本文 =>
==================================================

インバウンドの来訪客の増加人数は大阪が実質トップ
   
カテゴリ:その他
作成日:02/16/2016
提供元:21C・TFフォーラム
  


 観光庁によると、2015年に日本を訪れたインバウンド(訪日外国人旅行)は1974万人と、2千万人に迫る規模となり、前年比で47.1%の増加、人数で632万人の増加となった。りそな総合研究所が発表した2015年のインバウンドの来訪状況によると、都道府県別にみたインバウンドの来訪数の前年からの増加数は、「千葉」が720万人でトップ、「大阪」(343万人)、「東京」(338万人)、「京都」(188万人)が続く。

 これは、各地域へのインバウンドの来訪率をもとに推計したものだが、「千葉」の1位は来訪率の集計方法が変更されたもので、2014年からの連続性はなく、実質的な1位は「大阪」とみられる。もちろん増加数での順位であるため、もともと来訪規模の大きな府県が有利だが、増加率でも「大阪」の91.7%増を筆頭に、「兵庫」(55.8%増)や「奈良」(55.7%増)など関西の府県は軒並み全国平均(47.1%)を上回っている。

==================================================

課題 =>
- A) 本文の「観光庁によると」で始まる段落を、大事な数字を残したまま箇条書きにまとめてください。
- B) 本文では、増加数のトップは千葉なのに、実質的な1位は大阪とみられています。その理由を本文にそって1〜3文で説明してください。
- C) 本文によると、兵庫の増加率はどれくらいですか。
答えは本文の内容だけをもとにしてください。

==================================================

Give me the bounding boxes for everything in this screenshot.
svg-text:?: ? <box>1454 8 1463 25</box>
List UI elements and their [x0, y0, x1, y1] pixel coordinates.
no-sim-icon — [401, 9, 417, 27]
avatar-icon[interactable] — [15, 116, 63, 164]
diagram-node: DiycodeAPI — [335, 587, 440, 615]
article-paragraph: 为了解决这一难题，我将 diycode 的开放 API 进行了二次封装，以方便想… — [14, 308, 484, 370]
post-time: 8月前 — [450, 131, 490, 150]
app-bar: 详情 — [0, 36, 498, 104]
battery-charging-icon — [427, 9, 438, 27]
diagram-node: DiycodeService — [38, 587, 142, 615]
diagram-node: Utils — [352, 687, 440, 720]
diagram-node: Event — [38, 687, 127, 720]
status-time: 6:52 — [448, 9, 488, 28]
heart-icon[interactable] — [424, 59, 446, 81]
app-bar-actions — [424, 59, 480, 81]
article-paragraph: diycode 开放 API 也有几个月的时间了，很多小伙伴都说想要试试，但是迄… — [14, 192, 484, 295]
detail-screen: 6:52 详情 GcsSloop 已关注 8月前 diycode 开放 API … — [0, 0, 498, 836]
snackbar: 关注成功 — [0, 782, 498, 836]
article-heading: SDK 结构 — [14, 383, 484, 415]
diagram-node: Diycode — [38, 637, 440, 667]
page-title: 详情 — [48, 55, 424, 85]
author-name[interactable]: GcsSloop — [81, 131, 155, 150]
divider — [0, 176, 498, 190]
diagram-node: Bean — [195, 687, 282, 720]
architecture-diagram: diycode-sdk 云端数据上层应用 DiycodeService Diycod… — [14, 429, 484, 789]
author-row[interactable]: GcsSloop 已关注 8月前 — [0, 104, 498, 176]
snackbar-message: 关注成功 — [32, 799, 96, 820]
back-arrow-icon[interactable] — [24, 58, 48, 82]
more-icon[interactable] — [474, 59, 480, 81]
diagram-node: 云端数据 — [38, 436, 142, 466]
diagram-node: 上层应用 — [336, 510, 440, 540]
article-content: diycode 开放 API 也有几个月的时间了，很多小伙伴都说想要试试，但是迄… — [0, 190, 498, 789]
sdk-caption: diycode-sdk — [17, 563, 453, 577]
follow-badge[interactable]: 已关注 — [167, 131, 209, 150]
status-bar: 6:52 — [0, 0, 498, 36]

==================================================

解答 =>
- A)
- 観光庁によると、2015年の訪日外国人は1974万人で、2千万人に迫る規模
- 前年比47.1%増、人数では632万人の増加
- りそな総合研究所の発表では、都道府県別の増加数は千葉が720万人でトップ
- 2位以下は大阪(343万人)、東京(338万人)、京都(188万人)の順

- B) 千葉が1位になったのは、来訪率の集計方法が変わったためです。そのため2014年の数字とのつながりがなく、実質的な1位は大阪とみられています。

- C) 55.8%増です。